### Task to carry out
Output exactly, and only, the stretch of lines beginning at the line with "Enumerate this screenshot's" and ending at the last line of the listing below. Drop the pictures.

** start **

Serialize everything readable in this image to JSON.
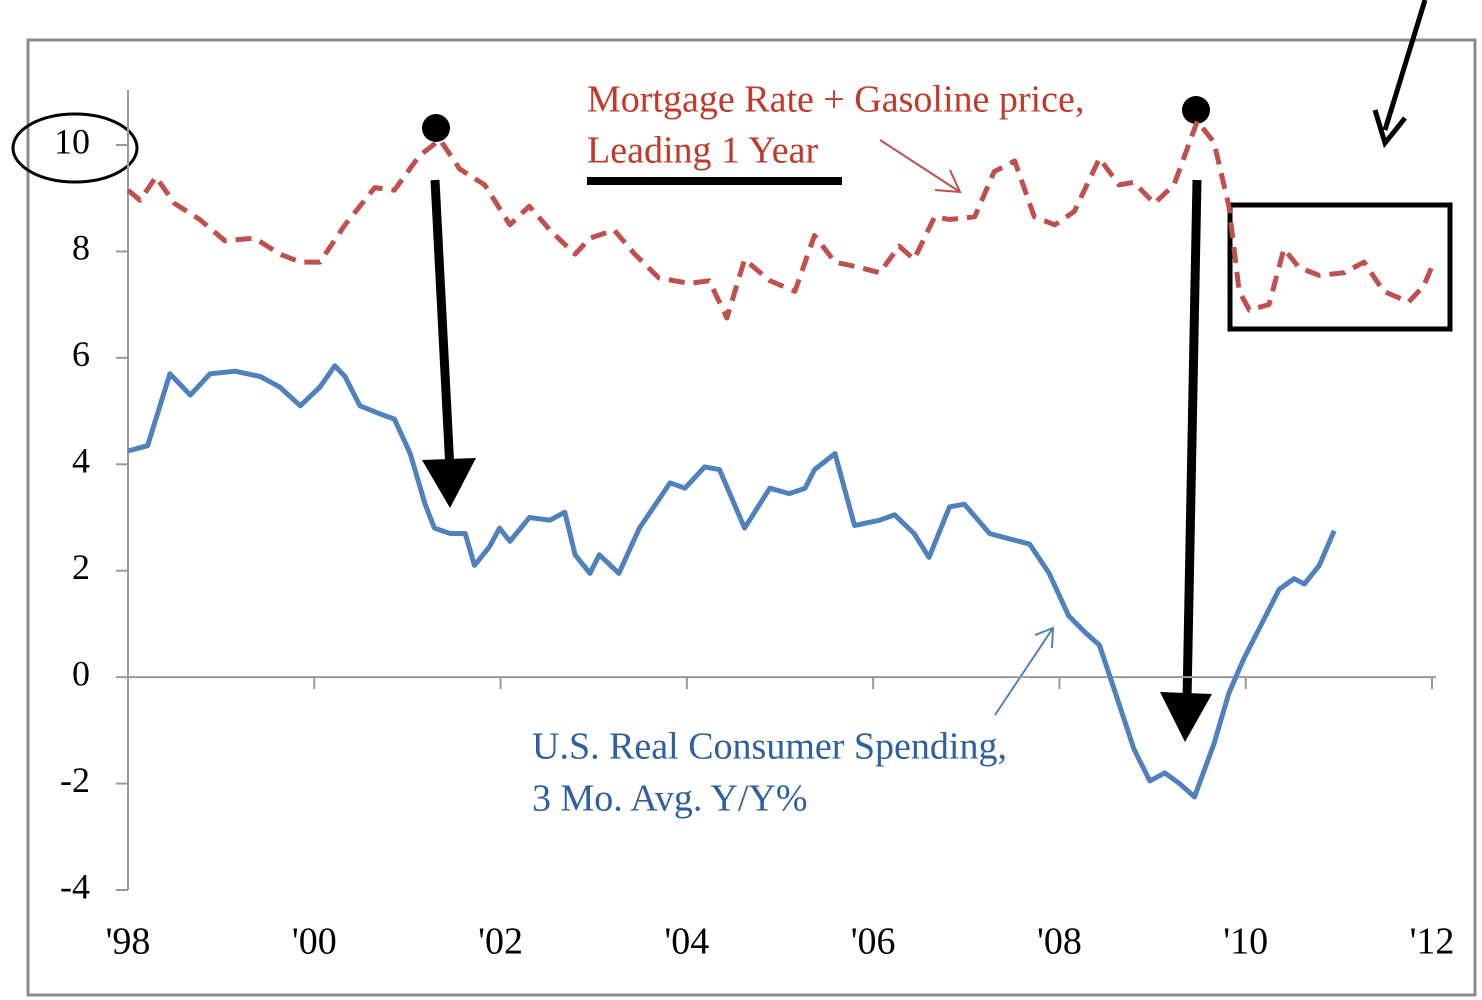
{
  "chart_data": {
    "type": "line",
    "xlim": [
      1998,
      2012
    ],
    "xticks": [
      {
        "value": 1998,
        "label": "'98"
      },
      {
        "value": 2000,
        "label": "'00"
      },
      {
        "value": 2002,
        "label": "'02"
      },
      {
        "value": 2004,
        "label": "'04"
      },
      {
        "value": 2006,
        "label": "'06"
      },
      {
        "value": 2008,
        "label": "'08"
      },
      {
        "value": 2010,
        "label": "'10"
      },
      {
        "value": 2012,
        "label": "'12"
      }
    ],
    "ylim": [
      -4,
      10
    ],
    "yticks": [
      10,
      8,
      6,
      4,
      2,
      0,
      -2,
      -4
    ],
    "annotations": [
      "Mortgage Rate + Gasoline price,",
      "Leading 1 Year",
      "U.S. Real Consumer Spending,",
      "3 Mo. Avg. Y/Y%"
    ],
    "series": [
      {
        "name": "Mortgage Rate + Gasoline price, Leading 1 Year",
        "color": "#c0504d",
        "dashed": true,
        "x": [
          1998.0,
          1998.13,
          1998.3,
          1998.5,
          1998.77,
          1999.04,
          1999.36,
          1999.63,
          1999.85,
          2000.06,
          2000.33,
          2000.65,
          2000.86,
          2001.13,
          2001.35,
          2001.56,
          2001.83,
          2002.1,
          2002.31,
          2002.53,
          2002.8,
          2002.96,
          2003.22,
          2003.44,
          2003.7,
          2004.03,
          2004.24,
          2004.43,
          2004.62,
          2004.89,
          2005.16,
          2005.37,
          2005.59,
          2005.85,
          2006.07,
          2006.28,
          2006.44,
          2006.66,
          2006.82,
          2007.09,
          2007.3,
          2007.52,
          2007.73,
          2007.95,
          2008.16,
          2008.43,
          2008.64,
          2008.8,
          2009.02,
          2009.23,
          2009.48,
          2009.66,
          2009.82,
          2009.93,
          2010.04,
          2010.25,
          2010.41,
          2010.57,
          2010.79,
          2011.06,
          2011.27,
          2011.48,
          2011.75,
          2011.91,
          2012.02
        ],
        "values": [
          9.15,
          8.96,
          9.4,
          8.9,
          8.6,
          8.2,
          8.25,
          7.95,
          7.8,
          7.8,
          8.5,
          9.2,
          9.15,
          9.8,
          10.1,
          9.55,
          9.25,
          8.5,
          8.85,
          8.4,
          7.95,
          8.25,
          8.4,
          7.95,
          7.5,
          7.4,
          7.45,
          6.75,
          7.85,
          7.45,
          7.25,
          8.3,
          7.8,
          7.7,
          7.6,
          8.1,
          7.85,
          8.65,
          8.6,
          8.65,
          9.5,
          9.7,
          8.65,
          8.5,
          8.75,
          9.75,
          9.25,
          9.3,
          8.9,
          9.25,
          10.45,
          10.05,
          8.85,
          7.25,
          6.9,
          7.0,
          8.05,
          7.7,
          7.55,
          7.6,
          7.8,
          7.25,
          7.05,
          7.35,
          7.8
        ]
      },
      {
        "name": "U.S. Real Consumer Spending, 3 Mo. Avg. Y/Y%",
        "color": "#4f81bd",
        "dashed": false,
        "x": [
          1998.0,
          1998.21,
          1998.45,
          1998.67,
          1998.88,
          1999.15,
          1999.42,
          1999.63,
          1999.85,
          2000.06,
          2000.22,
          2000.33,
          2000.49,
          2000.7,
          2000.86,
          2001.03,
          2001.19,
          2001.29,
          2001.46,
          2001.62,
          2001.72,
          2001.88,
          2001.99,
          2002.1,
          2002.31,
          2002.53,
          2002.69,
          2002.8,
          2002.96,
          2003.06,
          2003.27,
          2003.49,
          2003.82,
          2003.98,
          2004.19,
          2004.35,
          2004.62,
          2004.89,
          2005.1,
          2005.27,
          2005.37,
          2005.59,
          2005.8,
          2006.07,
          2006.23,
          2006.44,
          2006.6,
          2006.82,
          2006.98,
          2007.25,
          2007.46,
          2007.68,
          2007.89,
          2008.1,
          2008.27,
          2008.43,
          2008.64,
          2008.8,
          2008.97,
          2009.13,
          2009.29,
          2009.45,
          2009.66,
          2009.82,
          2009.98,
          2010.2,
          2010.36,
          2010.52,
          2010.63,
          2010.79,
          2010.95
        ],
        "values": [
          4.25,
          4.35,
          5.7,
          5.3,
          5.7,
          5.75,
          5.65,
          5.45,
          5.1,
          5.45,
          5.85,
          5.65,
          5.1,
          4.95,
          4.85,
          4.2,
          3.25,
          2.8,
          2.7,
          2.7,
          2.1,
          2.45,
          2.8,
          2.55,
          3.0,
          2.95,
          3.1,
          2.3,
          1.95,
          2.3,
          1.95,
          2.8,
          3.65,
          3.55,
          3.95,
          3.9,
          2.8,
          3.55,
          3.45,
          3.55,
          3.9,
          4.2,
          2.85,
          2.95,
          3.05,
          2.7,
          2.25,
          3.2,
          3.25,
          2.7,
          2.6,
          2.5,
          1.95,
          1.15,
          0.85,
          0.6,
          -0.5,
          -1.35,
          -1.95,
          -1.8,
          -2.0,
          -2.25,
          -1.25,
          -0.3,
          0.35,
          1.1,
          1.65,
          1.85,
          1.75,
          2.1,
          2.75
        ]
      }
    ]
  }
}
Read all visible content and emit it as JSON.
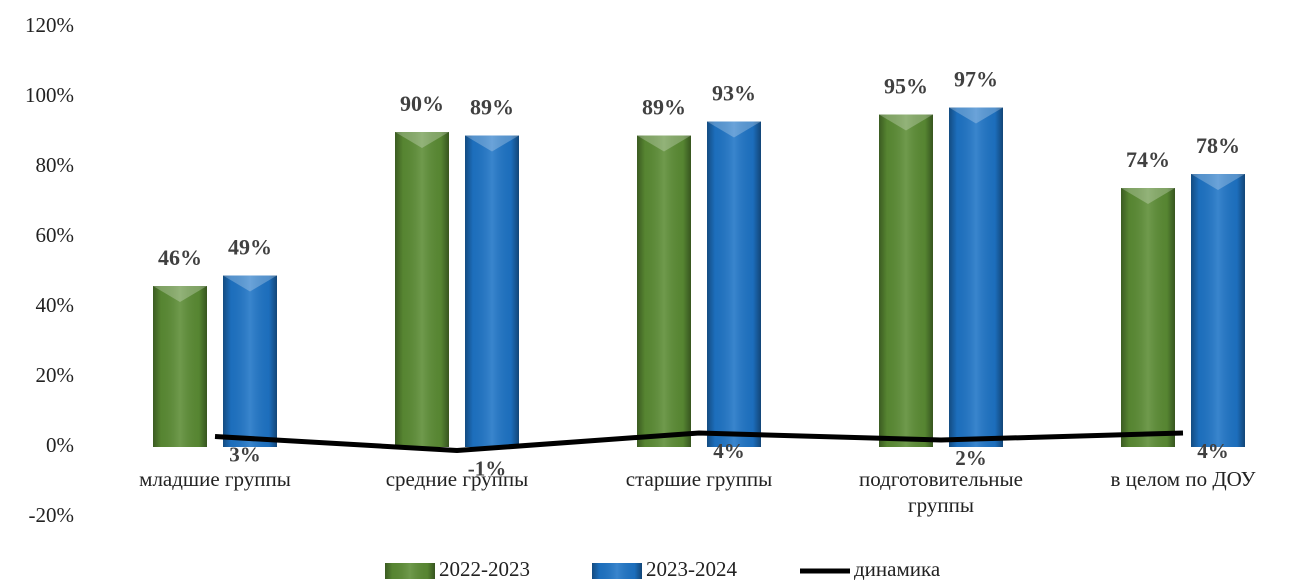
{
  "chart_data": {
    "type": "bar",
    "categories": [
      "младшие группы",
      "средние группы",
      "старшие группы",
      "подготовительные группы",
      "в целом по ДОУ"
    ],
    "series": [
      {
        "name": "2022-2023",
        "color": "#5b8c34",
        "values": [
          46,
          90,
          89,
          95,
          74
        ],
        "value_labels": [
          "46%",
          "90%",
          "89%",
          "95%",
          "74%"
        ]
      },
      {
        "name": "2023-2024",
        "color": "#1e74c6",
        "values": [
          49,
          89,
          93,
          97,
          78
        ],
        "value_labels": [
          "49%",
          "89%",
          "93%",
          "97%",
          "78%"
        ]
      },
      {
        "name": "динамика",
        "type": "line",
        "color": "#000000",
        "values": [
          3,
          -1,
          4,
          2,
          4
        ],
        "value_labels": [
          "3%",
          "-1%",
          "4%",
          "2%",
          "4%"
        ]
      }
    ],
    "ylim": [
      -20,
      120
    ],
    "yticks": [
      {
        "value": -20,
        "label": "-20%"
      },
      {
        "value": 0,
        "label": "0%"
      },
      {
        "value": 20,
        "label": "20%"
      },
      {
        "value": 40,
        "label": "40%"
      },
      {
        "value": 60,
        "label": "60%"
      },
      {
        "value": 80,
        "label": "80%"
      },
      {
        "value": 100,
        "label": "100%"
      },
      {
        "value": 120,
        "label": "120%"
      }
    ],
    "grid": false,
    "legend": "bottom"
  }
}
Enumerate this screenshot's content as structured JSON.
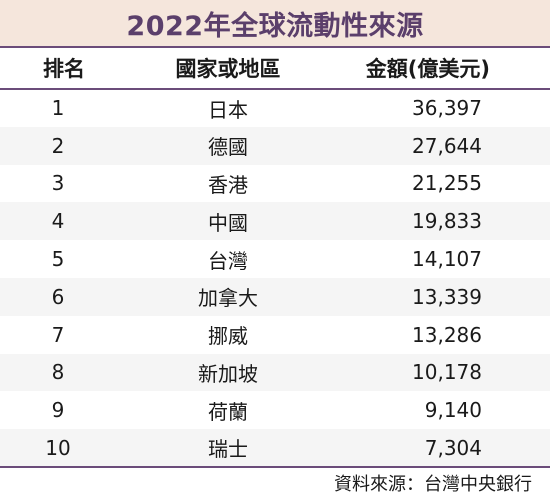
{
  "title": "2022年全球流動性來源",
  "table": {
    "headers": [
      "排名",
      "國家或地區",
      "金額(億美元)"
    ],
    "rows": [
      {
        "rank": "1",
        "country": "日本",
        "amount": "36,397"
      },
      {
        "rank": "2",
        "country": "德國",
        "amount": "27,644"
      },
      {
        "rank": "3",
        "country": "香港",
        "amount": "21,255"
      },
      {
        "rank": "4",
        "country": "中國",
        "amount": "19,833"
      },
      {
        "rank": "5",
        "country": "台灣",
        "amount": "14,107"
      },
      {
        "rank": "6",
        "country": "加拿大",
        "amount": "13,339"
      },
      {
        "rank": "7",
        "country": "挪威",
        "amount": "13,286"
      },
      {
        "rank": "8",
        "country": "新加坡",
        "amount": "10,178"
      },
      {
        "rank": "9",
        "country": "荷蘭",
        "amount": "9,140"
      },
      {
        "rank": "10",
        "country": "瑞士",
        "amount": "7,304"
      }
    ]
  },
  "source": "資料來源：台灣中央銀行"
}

** end **

### Solution to this problem
Enumerate this screenshot's content as structured JSON.
{
  "title": "2022年全球流動性來源",
  "table": {
    "headers": [
      "排名",
      "國家或地區",
      "金額(億美元)"
    ],
    "rows": [
      {
        "rank": "1",
        "country": "日本",
        "amount": "36,397"
      },
      {
        "rank": "2",
        "country": "德國",
        "amount": "27,644"
      },
      {
        "rank": "3",
        "country": "香港",
        "amount": "21,255"
      },
      {
        "rank": "4",
        "country": "中國",
        "amount": "19,833"
      },
      {
        "rank": "5",
        "country": "台灣",
        "amount": "14,107"
      },
      {
        "rank": "6",
        "country": "加拿大",
        "amount": "13,339"
      },
      {
        "rank": "7",
        "country": "挪威",
        "amount": "13,286"
      },
      {
        "rank": "8",
        "country": "新加坡",
        "amount": "10,178"
      },
      {
        "rank": "9",
        "country": "荷蘭",
        "amount": "9,140"
      },
      {
        "rank": "10",
        "country": "瑞士",
        "amount": "7,304"
      }
    ]
  },
  "source": "資料來源：台灣中央銀行"
}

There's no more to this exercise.